### Text segment:
• • •

Consumers flock to Robbins' rousing self-help seminars, paying the likes of $3,000 to $5,000 a pop for his annual six-day event. Now comes a documentary film that goes behind the scenes of one such spectacular "Date with Destiny." The revealing look, called "Tony Robbins: I Am Not Your Guru," will premiere July 15 on Netflix.
ThinkAdvisor recently held separate phone interviews with Robbins, speaking from his Palm Beach, Florida, residence, and Mallouk, in Leawood, Kansas, where Creative is headquartered. The two discussed Robbins' new financial services role, the DOL's fiduciary standard rule, annuities, Ken Fisher, and how brokers treat clients, among other topics. Here are highlights:
ThinkAdvisor: You've said that "brokers are selling for the house and that the house always wins" because brokers are looking out for themselves first and the client second. Why do you hold brokers in such low esteem?

• • •

### Provided records:
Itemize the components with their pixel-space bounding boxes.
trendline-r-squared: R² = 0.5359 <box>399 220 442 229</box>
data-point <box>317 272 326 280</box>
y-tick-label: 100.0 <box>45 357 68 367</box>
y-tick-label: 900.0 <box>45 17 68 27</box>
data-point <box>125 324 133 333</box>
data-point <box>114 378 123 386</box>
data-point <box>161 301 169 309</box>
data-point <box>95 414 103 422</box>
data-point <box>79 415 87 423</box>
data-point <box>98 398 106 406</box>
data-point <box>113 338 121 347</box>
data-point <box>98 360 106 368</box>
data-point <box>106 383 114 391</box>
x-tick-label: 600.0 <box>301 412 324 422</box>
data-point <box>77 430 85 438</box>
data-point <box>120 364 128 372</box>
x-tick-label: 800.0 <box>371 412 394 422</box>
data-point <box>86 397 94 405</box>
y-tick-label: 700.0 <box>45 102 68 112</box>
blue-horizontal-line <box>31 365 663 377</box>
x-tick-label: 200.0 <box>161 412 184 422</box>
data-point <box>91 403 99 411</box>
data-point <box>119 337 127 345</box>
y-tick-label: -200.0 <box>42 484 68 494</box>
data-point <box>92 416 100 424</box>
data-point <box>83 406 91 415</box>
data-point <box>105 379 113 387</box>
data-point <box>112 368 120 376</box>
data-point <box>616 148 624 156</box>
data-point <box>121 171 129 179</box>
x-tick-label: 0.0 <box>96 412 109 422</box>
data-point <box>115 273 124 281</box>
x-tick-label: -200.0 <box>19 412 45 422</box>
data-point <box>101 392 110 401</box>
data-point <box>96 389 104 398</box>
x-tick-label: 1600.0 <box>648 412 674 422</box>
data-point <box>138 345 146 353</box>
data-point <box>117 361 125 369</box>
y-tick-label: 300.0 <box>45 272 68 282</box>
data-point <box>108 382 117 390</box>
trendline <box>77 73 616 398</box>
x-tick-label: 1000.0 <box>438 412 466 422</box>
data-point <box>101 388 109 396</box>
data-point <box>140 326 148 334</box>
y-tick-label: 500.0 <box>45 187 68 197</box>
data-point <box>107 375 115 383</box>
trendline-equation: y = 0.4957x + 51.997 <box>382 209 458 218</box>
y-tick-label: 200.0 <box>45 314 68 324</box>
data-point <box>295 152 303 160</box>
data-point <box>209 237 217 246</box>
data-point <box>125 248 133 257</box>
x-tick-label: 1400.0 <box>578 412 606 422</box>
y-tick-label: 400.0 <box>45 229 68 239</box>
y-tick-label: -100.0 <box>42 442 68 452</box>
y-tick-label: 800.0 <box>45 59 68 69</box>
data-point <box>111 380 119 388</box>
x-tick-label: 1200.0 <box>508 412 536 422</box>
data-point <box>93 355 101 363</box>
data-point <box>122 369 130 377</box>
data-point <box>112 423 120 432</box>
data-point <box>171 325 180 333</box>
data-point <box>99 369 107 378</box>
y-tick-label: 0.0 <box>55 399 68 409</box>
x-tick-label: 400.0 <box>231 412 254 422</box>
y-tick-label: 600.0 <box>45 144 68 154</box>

• • •

### Task brief:
Pick up the text on the Tony Robbins interview after its last sentence and keep writing it.

### Written response:
Tony Robbins: I have nothing against brokers. Most of them sincerely care. But they do what they're trained to do: they're working for the house. The wirehouses are big corporations; and it's their shareholders they want to take care of first, not the customer.
How does that impact clients, then?
TR: They have no clue what they're being pushed into. They're taught to give up control to somebody who doesn't necessarily have their best interest in mind. Products and advice should be separate. That's why I'm promoting the fiduciary standard.
Your new title, Chief of Investor Psychology, implies that you're an expert in investments and/or that you're a trained psychologist. What qualifies you for this role?
TR: I'm not trying to be a financial advisor. I'm an educator. But when it comes to psychology, I don't think anybody who knows anything about my work for the last 39 years in 100 countries and with 50 million people would argue that I don't have the chops to give anyone advice. I'm trying to add value in a way that the average financial advisor can't because they don't have my experience.
Do you keep an office at Creative Planning in Leawood, Kansas?
TR: No, no. I have 18 companies! We do $5 billion a year in sales. This is one of many ventures that I'm involved in.
What sort of education are you providing to Creative's financial planners?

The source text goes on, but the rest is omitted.